§ Entries from a dataset
::::

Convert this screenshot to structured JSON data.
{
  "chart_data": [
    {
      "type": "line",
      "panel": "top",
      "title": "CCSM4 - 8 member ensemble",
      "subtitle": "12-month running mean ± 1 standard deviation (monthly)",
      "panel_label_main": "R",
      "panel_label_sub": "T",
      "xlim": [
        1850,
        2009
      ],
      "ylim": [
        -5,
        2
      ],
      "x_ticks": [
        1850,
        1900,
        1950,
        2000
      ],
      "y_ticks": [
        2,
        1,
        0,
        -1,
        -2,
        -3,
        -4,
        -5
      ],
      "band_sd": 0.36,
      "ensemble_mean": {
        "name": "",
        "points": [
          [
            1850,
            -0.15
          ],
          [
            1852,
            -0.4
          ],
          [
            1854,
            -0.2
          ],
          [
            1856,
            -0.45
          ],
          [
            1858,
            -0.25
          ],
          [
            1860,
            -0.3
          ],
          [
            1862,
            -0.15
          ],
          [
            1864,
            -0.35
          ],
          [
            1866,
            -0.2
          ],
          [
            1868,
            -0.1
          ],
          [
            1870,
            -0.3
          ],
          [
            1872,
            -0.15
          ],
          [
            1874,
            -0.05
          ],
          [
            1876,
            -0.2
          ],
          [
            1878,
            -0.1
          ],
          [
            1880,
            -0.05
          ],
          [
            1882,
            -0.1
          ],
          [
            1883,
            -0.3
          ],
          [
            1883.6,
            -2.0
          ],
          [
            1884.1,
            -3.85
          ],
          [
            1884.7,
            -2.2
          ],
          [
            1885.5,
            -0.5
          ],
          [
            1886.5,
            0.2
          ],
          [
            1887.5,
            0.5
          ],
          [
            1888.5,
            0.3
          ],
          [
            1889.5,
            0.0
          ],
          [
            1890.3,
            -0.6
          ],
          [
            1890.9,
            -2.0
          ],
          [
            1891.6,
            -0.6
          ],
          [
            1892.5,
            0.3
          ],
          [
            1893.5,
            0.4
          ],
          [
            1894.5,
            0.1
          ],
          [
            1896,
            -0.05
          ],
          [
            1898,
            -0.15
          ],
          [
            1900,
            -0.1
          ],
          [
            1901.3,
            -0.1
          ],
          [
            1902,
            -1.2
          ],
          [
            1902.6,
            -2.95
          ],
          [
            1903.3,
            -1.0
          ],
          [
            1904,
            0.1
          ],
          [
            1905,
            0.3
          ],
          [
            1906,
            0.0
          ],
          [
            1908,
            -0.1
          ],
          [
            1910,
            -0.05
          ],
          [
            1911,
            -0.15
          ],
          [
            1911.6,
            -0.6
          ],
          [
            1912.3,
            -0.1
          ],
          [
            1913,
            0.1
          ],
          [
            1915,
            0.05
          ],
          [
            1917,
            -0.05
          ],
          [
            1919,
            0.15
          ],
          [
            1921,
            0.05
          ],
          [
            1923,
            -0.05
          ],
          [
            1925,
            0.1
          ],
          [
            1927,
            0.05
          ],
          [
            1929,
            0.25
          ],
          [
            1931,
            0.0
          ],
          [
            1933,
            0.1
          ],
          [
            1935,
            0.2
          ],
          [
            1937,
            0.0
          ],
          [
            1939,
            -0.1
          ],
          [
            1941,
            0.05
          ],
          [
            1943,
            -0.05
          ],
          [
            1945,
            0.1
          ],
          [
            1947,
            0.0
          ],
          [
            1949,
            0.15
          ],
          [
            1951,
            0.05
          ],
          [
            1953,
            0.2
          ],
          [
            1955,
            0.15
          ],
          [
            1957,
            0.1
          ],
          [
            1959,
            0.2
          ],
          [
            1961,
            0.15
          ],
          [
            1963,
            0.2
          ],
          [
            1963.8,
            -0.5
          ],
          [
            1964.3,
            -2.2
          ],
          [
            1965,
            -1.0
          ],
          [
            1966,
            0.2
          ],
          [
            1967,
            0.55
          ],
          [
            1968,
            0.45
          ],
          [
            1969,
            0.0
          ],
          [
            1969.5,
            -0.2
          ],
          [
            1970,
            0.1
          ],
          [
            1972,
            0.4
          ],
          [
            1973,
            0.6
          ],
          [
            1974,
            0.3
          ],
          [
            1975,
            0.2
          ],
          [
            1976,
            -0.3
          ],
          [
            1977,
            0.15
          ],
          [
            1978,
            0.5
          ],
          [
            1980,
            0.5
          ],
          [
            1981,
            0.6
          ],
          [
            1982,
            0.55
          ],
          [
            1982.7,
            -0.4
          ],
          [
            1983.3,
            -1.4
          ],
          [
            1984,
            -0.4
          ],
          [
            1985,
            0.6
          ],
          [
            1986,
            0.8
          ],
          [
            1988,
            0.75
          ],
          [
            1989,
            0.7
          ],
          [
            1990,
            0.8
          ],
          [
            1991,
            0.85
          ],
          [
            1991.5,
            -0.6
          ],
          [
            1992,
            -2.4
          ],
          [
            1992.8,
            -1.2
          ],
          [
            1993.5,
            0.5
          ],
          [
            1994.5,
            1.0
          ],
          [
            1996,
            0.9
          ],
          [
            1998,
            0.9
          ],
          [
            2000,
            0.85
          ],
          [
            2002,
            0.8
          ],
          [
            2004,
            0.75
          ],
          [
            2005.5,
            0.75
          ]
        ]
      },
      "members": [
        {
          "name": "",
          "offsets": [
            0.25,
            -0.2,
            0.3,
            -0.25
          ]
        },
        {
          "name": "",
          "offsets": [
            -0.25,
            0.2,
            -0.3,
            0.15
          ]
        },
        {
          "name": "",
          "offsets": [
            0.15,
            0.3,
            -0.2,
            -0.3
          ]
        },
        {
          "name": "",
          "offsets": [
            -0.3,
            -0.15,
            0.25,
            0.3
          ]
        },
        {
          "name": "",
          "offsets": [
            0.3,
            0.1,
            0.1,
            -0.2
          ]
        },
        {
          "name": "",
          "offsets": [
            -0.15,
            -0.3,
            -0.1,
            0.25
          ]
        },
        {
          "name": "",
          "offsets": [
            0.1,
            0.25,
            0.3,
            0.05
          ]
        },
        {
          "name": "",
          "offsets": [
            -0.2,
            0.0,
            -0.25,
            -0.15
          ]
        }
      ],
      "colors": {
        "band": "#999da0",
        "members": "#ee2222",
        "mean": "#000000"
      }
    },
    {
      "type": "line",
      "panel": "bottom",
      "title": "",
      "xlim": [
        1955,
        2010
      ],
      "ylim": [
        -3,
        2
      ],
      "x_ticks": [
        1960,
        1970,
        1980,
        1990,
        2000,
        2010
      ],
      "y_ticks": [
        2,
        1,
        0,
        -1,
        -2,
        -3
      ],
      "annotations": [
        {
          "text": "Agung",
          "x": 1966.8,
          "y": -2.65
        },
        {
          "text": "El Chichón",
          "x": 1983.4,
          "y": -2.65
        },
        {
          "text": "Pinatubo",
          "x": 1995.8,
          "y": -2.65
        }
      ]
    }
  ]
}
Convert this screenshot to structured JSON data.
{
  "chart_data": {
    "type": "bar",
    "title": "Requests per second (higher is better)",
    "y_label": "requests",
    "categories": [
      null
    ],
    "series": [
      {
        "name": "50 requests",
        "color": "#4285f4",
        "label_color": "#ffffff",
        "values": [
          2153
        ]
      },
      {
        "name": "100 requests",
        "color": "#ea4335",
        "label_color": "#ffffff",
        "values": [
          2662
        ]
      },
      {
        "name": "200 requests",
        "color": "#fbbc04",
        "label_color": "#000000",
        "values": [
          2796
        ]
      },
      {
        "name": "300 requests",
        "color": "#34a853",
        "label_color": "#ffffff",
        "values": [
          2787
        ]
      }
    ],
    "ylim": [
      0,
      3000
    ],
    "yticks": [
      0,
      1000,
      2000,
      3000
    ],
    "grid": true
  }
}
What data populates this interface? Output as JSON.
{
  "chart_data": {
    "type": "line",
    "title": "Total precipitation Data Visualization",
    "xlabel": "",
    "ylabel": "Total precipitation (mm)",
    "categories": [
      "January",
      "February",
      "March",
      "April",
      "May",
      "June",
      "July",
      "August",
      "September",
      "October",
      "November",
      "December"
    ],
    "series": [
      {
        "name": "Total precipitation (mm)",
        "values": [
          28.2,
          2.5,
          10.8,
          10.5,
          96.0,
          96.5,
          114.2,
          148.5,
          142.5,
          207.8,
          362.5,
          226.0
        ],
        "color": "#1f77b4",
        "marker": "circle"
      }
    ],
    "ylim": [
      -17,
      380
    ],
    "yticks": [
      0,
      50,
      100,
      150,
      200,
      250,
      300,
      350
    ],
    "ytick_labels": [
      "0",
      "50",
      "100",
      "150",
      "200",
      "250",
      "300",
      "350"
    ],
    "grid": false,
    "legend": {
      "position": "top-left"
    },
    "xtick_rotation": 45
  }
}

::::

§ WHAT TO DO
Read through the lines above and collect those that contain the string "precipitation".

§ WRITTEN SOLUTION
    "title": "Total precipitation Data Visualization",
    "ylabel": "Total precipitation (mm)",
        "name": "Total precipitation (mm)",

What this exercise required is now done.